**Records to process**
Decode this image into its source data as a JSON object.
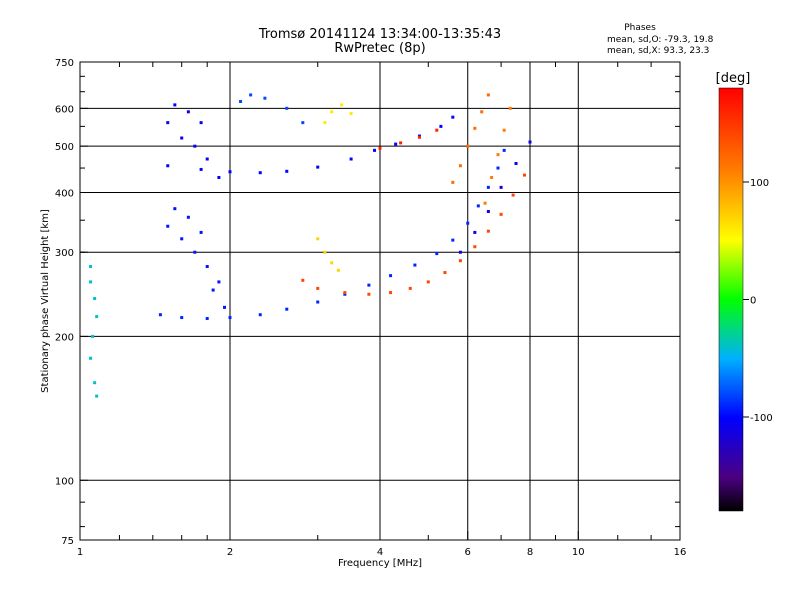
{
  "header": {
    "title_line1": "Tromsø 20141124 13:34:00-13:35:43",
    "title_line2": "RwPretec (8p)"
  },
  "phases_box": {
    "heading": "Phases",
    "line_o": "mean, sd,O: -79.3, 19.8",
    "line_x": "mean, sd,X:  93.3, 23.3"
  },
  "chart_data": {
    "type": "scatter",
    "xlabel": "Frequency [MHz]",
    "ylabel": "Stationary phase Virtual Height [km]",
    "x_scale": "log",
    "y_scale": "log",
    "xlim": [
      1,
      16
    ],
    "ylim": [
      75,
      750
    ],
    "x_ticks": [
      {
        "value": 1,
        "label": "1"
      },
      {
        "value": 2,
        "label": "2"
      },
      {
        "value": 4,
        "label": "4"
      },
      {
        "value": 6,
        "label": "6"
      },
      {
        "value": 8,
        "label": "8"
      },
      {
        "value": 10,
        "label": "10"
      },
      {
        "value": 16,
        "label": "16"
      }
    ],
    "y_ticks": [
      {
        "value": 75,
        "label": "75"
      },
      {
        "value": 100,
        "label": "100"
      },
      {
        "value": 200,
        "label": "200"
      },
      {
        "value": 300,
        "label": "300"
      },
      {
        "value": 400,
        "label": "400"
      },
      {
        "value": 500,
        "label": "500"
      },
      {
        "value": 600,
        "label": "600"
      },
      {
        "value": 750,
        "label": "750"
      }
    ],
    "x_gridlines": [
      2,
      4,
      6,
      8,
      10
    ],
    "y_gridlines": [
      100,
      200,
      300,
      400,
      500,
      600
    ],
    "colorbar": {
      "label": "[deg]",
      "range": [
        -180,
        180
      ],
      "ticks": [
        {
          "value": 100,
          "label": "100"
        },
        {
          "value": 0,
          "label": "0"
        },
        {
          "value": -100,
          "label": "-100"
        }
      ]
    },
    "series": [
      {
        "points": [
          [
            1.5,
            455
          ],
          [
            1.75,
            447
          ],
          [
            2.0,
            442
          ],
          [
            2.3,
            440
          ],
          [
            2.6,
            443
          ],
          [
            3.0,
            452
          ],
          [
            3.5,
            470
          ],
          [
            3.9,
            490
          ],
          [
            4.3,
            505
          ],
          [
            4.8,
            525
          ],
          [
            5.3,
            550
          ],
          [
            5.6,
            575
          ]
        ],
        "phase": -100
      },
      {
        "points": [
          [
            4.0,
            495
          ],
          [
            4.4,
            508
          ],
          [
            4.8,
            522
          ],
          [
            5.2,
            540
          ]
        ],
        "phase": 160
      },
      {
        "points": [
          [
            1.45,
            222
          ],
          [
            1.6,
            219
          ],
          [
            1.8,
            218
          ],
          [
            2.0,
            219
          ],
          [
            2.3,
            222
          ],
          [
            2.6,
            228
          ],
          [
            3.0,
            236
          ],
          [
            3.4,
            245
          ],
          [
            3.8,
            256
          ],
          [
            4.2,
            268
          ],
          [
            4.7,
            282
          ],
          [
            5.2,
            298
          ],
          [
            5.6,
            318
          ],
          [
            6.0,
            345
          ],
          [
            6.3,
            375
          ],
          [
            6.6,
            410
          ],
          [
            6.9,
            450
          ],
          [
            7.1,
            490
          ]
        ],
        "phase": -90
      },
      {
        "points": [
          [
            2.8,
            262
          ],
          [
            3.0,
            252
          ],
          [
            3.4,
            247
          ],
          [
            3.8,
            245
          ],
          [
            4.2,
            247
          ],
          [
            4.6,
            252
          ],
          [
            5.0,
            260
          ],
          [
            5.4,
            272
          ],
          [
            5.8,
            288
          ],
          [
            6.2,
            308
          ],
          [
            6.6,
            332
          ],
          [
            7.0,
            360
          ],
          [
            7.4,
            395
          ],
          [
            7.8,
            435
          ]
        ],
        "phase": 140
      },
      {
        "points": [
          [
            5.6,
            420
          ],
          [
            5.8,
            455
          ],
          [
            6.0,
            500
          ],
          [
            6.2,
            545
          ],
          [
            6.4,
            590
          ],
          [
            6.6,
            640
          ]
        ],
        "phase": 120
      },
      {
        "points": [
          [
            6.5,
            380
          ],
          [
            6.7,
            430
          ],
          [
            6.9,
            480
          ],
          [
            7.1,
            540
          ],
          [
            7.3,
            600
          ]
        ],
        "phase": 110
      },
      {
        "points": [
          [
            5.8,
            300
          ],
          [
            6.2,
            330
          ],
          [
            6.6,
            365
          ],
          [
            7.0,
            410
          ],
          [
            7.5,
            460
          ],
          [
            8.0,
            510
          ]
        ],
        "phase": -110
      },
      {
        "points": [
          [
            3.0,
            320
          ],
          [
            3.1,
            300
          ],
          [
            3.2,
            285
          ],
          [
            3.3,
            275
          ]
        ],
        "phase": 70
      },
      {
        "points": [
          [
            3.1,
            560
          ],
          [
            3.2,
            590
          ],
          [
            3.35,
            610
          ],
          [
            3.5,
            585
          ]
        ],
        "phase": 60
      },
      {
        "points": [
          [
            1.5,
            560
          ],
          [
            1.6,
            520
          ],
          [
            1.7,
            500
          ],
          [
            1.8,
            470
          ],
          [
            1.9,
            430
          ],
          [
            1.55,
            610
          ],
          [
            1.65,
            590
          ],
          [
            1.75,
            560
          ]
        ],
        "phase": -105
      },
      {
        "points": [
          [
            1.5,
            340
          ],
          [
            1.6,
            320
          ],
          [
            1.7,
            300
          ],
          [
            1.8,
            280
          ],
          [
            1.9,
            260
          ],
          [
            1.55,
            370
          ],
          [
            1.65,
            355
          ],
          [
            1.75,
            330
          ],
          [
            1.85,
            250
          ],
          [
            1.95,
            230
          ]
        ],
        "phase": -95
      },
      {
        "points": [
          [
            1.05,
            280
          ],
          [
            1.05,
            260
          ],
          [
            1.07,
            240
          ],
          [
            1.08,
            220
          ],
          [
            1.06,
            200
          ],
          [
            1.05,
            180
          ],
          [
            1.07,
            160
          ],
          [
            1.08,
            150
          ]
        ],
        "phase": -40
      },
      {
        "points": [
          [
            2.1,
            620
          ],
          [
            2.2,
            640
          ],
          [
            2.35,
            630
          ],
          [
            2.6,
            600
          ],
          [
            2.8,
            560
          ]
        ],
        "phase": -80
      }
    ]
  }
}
==
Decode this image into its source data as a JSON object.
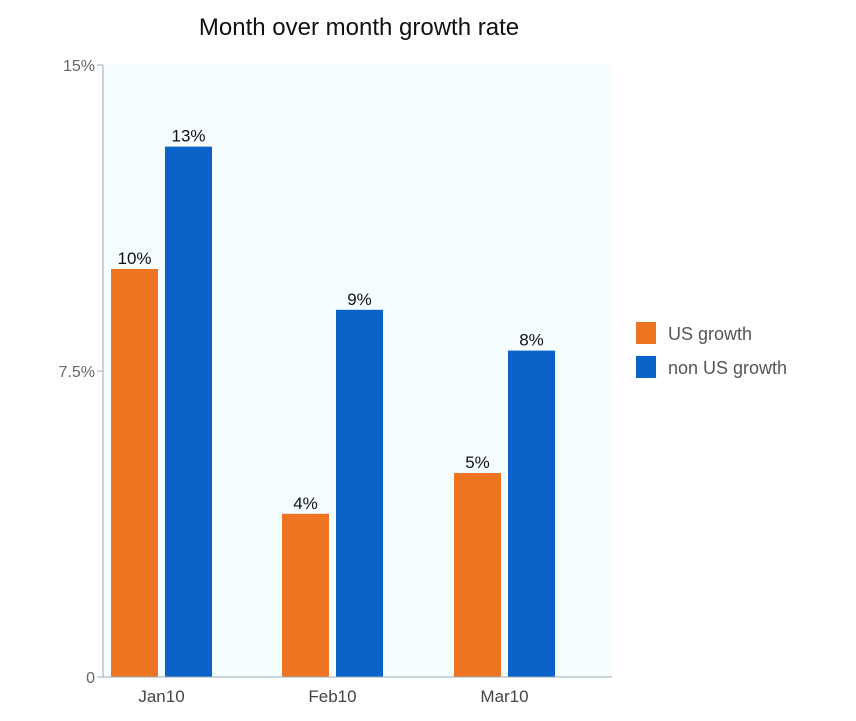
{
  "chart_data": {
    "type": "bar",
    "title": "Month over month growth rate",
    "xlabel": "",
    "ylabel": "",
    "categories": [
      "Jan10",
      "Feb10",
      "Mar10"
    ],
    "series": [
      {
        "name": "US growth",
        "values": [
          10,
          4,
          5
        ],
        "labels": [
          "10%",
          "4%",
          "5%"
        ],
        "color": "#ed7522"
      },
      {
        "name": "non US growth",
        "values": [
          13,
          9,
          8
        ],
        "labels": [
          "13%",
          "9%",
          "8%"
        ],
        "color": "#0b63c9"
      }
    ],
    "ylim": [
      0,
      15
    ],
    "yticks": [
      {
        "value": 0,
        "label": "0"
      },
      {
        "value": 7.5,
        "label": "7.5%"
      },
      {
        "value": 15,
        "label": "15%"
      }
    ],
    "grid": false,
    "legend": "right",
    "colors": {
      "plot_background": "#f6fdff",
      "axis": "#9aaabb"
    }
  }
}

**Given instruction**
Look through the material above. Copy each line where the word "mean" appears.

**Task output**
    "line_o": "mean, sd,O: -79.3, 19.8",
    "line_x": "mean, sd,X:  93.3, 23.3"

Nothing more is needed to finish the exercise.